[Figure record listings]

┄┄┄┄┄┄┄┄┄┄┄┄┄┄┄┄┄┄┄┄

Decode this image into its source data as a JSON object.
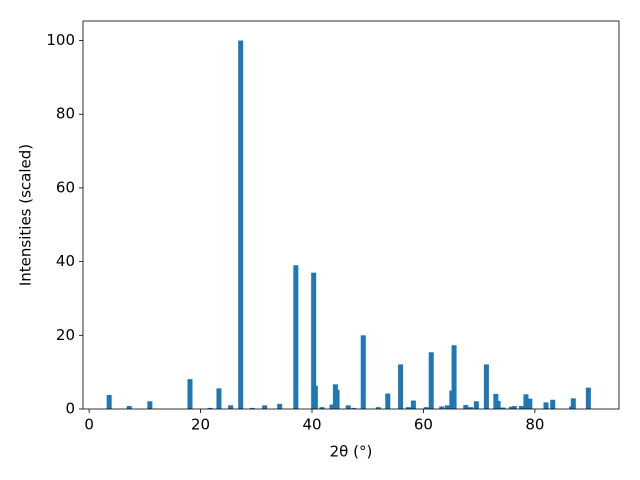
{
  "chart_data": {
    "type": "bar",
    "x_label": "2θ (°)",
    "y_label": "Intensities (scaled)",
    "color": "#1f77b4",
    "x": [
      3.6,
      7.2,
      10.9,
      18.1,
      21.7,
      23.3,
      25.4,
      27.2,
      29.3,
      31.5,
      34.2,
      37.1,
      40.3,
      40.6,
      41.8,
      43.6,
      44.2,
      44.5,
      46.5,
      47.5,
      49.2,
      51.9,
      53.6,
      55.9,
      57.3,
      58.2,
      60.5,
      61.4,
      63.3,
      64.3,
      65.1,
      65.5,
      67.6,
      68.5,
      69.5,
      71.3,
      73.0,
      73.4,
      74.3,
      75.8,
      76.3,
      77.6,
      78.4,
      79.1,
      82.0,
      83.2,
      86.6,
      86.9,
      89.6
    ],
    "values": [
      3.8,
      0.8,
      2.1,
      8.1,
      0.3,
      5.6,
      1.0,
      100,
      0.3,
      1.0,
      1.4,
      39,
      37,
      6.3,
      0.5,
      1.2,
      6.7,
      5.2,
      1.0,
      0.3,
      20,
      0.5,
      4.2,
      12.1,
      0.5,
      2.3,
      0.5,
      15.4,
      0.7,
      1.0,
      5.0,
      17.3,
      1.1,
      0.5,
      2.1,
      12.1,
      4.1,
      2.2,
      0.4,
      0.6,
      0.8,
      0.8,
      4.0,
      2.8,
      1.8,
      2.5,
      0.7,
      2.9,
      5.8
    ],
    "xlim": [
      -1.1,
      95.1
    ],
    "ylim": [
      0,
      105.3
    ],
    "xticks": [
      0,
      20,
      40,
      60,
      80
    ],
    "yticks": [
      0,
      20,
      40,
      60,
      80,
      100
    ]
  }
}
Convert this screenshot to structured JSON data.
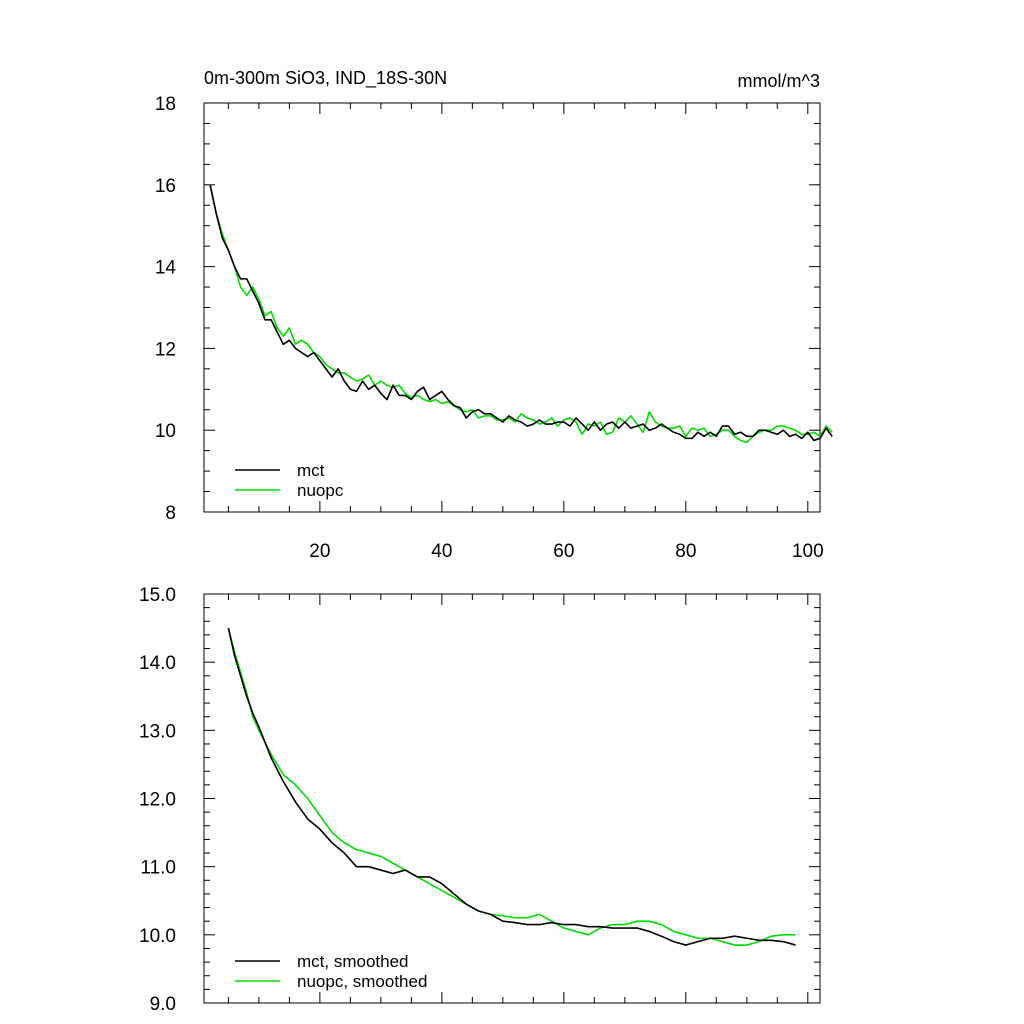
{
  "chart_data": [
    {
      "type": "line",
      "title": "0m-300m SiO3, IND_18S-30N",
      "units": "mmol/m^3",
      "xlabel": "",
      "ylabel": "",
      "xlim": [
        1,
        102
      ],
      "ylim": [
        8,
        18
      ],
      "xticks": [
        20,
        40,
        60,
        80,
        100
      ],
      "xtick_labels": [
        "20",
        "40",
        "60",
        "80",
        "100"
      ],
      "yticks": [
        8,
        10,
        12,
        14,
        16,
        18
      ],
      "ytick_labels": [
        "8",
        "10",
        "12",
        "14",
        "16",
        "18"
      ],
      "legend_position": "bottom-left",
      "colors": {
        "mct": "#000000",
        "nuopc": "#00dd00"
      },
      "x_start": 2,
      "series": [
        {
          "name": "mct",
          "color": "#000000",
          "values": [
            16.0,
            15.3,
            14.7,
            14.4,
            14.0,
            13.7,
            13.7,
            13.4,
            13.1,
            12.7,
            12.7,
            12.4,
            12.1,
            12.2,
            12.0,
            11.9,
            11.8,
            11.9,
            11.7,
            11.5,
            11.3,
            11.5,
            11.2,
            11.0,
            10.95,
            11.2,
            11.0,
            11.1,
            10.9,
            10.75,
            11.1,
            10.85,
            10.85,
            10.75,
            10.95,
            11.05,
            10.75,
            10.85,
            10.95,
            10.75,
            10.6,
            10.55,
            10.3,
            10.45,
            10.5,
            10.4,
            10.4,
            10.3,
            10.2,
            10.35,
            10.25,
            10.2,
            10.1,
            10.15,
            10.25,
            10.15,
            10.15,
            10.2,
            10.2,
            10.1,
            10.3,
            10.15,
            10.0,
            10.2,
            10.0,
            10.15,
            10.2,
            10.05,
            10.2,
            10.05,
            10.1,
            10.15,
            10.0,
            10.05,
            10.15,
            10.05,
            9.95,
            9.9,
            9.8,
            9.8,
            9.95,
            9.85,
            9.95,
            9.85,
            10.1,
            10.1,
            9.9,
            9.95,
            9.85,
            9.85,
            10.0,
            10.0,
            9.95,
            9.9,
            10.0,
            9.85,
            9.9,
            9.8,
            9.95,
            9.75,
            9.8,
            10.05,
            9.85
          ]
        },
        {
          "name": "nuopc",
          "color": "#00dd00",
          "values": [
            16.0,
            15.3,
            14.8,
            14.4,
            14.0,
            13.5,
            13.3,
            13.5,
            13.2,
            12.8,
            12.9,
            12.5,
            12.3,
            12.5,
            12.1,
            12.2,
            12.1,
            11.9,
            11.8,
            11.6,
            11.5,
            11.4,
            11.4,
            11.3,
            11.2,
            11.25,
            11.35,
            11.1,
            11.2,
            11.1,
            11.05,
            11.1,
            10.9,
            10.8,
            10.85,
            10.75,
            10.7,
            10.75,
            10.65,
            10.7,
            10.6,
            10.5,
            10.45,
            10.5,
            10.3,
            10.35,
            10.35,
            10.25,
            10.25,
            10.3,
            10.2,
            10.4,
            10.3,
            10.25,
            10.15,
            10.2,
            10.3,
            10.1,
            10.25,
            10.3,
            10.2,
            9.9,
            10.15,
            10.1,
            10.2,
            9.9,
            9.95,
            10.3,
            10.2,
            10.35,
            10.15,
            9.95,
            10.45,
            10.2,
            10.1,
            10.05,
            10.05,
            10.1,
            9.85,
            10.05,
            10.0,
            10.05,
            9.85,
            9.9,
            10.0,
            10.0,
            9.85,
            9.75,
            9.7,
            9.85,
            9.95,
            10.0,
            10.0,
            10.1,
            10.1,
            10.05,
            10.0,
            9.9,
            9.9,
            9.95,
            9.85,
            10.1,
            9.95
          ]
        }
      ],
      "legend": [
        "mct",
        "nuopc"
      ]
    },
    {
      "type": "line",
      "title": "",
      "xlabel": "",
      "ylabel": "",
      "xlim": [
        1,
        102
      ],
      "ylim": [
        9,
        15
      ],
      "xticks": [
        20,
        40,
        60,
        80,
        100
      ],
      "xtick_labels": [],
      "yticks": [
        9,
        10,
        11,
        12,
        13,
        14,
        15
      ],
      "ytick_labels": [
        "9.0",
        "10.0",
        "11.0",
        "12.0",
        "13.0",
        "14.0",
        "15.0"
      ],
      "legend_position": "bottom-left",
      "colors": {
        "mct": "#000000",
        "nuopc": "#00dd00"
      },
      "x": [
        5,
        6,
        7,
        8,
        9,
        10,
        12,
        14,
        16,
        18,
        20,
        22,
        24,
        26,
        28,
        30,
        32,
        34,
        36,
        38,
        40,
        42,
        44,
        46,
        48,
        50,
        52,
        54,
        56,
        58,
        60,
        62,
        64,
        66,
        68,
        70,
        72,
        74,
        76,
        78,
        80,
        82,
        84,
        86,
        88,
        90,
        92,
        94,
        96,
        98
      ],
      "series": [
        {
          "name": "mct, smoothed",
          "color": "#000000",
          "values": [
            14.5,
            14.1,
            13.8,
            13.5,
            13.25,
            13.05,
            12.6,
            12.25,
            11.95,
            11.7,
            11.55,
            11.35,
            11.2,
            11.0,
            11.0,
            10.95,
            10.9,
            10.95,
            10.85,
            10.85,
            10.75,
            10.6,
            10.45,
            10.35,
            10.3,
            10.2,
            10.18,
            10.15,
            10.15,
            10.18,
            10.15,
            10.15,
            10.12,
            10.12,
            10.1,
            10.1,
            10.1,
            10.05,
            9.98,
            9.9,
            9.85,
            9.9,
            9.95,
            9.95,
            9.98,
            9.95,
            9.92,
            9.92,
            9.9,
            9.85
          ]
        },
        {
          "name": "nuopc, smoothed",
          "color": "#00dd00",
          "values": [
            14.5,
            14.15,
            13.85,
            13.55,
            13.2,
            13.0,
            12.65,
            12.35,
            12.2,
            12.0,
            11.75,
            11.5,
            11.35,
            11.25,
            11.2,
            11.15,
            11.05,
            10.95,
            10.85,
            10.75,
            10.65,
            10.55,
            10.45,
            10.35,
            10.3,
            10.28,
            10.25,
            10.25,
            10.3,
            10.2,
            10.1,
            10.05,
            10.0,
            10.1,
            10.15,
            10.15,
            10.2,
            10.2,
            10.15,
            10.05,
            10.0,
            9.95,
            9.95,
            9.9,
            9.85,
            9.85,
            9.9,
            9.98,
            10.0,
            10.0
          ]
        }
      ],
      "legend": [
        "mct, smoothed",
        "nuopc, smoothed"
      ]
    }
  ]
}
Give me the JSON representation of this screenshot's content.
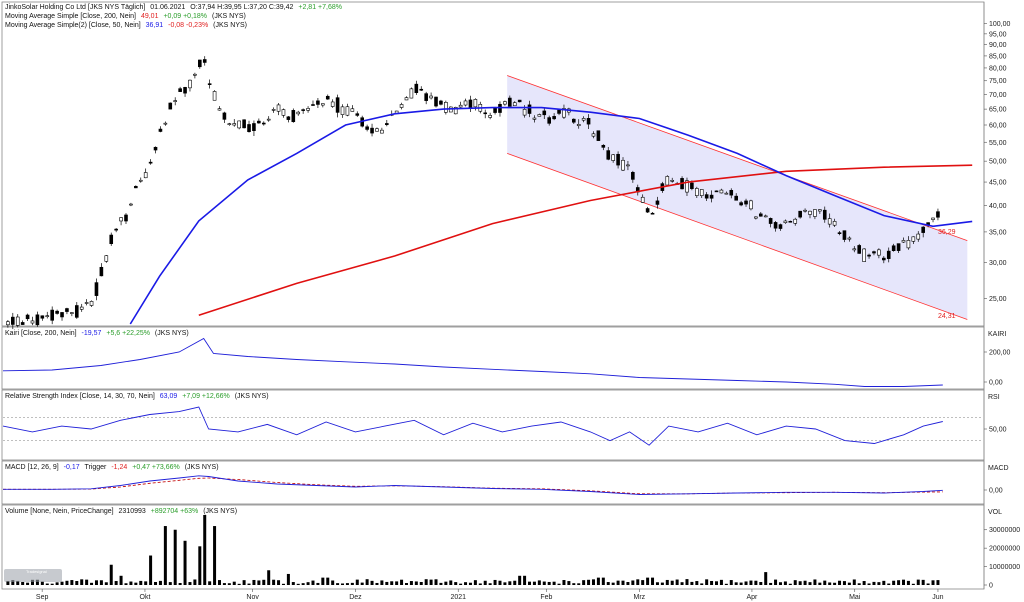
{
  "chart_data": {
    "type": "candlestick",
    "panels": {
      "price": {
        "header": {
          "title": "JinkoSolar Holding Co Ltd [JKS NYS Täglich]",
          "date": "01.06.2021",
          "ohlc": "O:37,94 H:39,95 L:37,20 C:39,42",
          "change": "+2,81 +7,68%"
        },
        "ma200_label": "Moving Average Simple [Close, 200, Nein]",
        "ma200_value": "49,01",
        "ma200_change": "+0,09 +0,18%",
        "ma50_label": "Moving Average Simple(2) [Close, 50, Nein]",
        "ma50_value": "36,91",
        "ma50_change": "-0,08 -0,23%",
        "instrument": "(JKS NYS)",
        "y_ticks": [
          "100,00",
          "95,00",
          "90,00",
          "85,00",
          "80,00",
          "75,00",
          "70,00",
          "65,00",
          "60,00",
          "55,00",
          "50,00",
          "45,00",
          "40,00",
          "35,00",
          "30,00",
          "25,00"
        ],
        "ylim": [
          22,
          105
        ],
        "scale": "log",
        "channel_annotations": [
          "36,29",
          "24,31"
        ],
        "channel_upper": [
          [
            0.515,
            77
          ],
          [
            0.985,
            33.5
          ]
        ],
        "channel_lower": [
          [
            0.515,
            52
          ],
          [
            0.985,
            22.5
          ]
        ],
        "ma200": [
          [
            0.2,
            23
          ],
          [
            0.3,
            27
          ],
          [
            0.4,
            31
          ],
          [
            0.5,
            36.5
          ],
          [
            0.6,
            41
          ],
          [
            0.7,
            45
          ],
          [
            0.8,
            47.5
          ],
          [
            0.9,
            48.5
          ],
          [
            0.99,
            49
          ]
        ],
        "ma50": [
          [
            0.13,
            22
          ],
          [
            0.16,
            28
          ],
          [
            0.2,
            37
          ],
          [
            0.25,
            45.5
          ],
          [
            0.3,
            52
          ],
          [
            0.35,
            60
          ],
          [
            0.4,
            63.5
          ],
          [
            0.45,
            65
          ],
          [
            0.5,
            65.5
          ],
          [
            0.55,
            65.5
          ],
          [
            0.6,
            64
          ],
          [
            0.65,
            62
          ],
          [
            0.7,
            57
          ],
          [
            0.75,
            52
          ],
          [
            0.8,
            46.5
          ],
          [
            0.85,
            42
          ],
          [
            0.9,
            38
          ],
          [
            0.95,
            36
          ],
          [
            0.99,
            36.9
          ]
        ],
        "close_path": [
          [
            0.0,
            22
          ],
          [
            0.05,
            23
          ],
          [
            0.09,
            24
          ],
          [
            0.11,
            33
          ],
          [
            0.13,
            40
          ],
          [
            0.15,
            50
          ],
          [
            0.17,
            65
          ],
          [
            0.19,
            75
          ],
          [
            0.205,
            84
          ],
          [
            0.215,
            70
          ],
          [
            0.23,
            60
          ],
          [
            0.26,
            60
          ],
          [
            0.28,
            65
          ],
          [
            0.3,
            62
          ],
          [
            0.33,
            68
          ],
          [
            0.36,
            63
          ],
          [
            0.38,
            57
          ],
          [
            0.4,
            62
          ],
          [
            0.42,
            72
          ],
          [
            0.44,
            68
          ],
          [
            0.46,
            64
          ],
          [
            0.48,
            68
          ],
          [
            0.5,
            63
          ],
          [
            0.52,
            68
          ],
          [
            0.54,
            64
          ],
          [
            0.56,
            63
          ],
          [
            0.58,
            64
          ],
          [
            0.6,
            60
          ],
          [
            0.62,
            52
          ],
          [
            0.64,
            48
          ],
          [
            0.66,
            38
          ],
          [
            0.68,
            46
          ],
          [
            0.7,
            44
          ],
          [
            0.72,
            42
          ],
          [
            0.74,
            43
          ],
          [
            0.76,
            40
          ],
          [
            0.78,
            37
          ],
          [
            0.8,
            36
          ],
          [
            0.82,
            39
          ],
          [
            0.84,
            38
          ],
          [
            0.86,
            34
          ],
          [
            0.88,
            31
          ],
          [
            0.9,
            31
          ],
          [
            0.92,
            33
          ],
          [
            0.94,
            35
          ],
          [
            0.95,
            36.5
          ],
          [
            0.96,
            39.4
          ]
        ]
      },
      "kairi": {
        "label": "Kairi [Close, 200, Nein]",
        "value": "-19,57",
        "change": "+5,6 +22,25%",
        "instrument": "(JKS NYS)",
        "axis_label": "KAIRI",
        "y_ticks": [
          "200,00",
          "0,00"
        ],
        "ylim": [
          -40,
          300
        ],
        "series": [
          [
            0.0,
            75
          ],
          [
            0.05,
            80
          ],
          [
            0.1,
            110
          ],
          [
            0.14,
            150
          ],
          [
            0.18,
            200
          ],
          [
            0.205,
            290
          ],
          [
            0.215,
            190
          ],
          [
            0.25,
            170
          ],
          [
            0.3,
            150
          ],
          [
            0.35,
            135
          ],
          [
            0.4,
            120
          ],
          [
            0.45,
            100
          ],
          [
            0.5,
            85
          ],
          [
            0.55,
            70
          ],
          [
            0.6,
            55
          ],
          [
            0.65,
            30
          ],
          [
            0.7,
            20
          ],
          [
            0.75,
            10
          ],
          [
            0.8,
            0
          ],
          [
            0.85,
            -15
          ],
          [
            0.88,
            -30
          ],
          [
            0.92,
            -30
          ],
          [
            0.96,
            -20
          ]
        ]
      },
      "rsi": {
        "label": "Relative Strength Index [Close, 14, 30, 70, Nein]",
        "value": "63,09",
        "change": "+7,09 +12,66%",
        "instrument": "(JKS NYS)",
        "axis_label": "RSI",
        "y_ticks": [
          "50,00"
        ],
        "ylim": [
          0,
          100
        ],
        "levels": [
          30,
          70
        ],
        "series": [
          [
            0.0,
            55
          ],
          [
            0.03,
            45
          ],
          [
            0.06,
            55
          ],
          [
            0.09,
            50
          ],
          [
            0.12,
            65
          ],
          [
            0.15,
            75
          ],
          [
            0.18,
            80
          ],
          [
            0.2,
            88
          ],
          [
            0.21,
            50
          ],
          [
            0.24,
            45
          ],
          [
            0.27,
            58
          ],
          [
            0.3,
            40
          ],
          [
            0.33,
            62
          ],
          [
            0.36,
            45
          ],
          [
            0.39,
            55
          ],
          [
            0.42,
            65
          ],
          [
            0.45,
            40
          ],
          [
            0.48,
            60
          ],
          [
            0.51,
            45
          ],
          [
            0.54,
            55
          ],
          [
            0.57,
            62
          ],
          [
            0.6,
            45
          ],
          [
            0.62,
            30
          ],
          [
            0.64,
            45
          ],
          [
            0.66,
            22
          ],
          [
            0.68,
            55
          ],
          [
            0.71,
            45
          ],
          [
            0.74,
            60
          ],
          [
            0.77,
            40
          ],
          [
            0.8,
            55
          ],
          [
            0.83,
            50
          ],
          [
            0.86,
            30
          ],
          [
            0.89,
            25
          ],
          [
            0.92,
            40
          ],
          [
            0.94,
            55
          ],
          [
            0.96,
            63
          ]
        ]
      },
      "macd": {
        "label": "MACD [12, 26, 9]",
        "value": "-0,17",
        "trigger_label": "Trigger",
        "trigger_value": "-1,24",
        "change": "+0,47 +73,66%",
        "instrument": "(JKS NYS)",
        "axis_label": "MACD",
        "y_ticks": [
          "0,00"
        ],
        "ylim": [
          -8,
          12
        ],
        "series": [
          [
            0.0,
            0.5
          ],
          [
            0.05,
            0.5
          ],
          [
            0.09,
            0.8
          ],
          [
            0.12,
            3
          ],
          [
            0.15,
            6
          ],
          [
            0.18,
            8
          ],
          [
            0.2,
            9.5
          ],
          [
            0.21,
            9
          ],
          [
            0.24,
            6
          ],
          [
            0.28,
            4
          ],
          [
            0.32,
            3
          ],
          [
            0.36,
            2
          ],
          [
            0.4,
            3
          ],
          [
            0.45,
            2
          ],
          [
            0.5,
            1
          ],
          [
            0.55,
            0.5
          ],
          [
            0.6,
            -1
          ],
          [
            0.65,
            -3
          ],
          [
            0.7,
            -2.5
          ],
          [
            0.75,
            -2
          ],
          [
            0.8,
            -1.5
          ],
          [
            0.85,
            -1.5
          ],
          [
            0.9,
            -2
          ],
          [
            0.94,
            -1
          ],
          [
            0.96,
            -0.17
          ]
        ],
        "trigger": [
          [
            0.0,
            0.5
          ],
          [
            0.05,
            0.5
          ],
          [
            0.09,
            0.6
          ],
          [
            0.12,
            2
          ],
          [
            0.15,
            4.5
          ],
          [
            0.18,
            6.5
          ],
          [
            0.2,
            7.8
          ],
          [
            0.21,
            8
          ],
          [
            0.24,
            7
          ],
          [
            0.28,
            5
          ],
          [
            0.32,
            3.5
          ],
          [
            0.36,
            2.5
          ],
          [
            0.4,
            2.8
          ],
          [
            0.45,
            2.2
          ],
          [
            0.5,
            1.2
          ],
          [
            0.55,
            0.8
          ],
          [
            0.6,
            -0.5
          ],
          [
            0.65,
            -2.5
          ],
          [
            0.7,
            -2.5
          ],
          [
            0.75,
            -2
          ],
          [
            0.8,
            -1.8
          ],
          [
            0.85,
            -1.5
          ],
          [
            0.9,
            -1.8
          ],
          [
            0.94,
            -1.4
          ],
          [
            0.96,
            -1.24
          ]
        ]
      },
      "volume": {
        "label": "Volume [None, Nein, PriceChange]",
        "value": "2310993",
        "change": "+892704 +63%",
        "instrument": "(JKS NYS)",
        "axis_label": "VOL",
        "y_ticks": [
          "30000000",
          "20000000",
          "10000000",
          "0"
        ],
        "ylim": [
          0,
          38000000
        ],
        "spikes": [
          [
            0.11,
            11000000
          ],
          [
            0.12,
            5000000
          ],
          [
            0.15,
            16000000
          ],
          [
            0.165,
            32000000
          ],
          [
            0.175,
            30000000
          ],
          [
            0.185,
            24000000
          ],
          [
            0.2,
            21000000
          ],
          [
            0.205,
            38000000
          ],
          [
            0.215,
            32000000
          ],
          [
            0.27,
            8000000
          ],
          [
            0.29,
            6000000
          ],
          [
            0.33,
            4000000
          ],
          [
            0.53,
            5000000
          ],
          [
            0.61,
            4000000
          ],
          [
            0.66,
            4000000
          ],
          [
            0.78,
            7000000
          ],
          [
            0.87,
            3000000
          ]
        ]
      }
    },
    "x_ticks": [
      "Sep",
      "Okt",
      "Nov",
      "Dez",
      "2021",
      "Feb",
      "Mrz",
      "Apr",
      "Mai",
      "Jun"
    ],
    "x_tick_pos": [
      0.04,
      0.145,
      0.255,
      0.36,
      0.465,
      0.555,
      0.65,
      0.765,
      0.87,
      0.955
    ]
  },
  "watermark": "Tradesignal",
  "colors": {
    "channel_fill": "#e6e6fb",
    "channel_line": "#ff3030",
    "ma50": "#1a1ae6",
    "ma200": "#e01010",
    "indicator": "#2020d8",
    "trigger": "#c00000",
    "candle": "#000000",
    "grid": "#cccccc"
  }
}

┄┄┄┄┄┄┄┄┄┄┄┄┄┄┄┄┄┄┄┄

§ Job:
Search the records above for the string "name". Copy every line that contains it.

§ Expected output:
          "name": "mct",
          "name": "nuopc",
          "name": "mct, smoothed",
          "name": "nuopc, smoothed",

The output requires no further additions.